Instructions to follow:
Copy the rows below word for word, leaving out the pictures.

* BEGIN *

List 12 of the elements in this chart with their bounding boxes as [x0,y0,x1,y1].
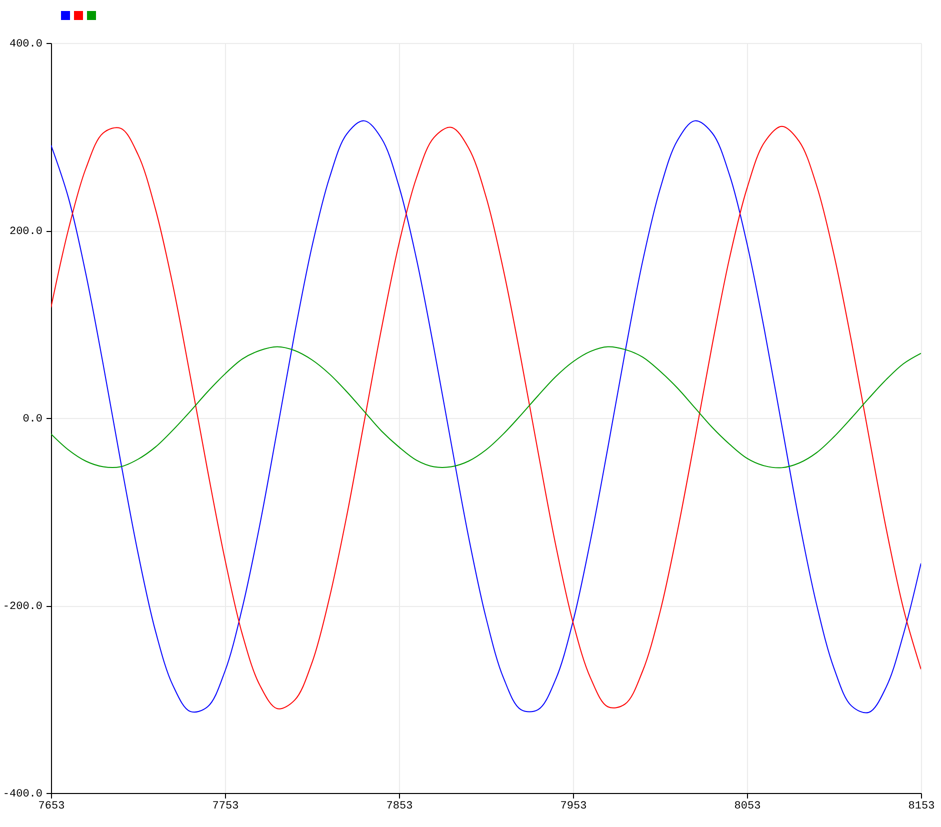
x-tick-label: 7753 [212,800,239,812]
y-tick-label: 0.0 [22,414,42,426]
y-tick-label: 400.0 [9,38,42,50]
y-tick-label: -200.0 [2,601,42,613]
x-tick-label: 7853 [386,800,413,812]
x-tick-label: 8153 [908,800,935,812]
x-tick-label: 7953 [560,800,587,812]
line-series [51,346,921,468]
y-tick-label: 200.0 [9,226,42,238]
x-tick-label: 8053 [734,800,761,812]
x-tick-label: 7653 [38,800,65,812]
y-tick-label: -400.0 [2,788,42,800]
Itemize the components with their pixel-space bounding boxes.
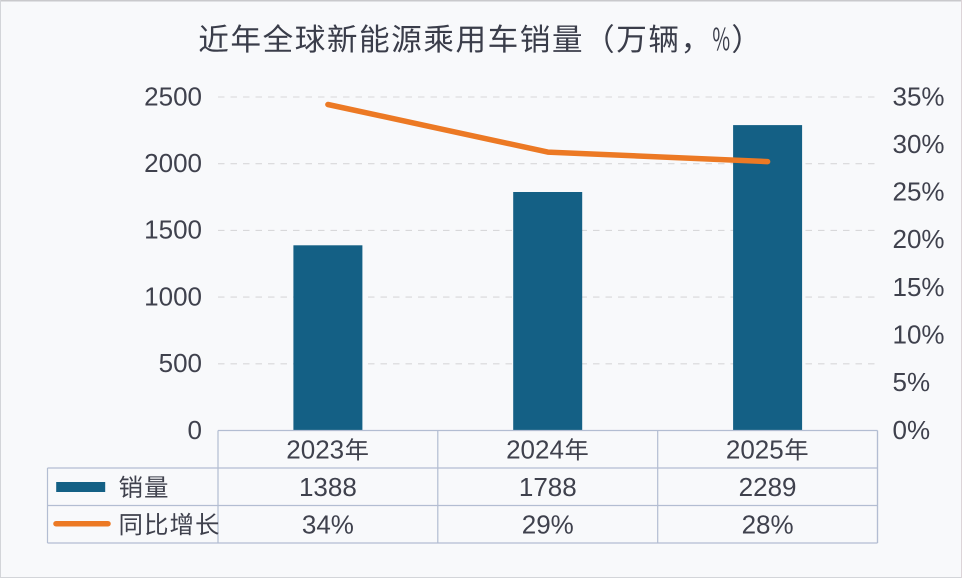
svg-text:2000: 2000 (144, 148, 202, 178)
svg-text:28%: 28% (742, 509, 794, 539)
svg-text:2500: 2500 (144, 81, 202, 111)
svg-text:10%: 10% (893, 320, 945, 350)
svg-text:29%: 29% (522, 509, 574, 539)
svg-text:1788: 1788 (519, 472, 577, 502)
svg-text:25%: 25% (893, 177, 945, 207)
svg-text:500: 500 (159, 348, 202, 378)
svg-text:15%: 15% (893, 272, 945, 302)
svg-text:2024: 2024 (506, 435, 564, 465)
svg-text:1500: 1500 (144, 215, 202, 245)
svg-text:35%: 35% (893, 81, 945, 111)
svg-text:0: 0 (188, 415, 202, 445)
svg-text:30%: 30% (893, 129, 945, 159)
svg-text:20%: 20% (893, 224, 945, 254)
svg-text:2025: 2025 (726, 435, 784, 465)
svg-text:34%: 34% (302, 509, 354, 539)
svg-text:5%: 5% (893, 367, 931, 397)
svg-text:1000: 1000 (144, 281, 202, 311)
svg-text:0%: 0% (893, 415, 931, 445)
svg-text:1388: 1388 (299, 472, 357, 502)
svg-text:2023: 2023 (286, 435, 344, 465)
svg-text:2289: 2289 (739, 472, 797, 502)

* END *

Result of this task:
List 12 of the elements in this chart with their bounding boxes as [x0,y0,x1,y1].
x-tick-label: 7753 [212,800,239,812]
y-tick-label: 0.0 [22,414,42,426]
y-tick-label: 400.0 [9,38,42,50]
y-tick-label: -200.0 [2,601,42,613]
x-tick-label: 7853 [386,800,413,812]
x-tick-label: 8153 [908,800,935,812]
x-tick-label: 7953 [560,800,587,812]
line-series [51,346,921,468]
y-tick-label: 200.0 [9,226,42,238]
x-tick-label: 8053 [734,800,761,812]
x-tick-label: 7653 [38,800,65,812]
y-tick-label: -400.0 [2,788,42,800]
Itemize the components with their pixel-space bounding boxes.
svg-text:2000: 2000 (144, 148, 202, 178)
svg-text:28%: 28% (742, 509, 794, 539)
svg-text:2500: 2500 (144, 81, 202, 111)
svg-text:10%: 10% (893, 320, 945, 350)
svg-text:29%: 29% (522, 509, 574, 539)
svg-text:1788: 1788 (519, 472, 577, 502)
svg-text:25%: 25% (893, 177, 945, 207)
svg-text:500: 500 (159, 348, 202, 378)
svg-text:15%: 15% (893, 272, 945, 302)
svg-text:2024: 2024 (506, 435, 564, 465)
svg-text:1500: 1500 (144, 215, 202, 245)
svg-text:35%: 35% (893, 81, 945, 111)
svg-text:0: 0 (188, 415, 202, 445)
svg-text:30%: 30% (893, 129, 945, 159)
svg-text:20%: 20% (893, 224, 945, 254)
svg-text:2025: 2025 (726, 435, 784, 465)
svg-text:34%: 34% (302, 509, 354, 539)
svg-text:5%: 5% (893, 367, 931, 397)
svg-text:1000: 1000 (144, 281, 202, 311)
svg-text:0%: 0% (893, 415, 931, 445)
svg-text:1388: 1388 (299, 472, 357, 502)
svg-text:2023: 2023 (286, 435, 344, 465)
svg-text:2289: 2289 (739, 472, 797, 502)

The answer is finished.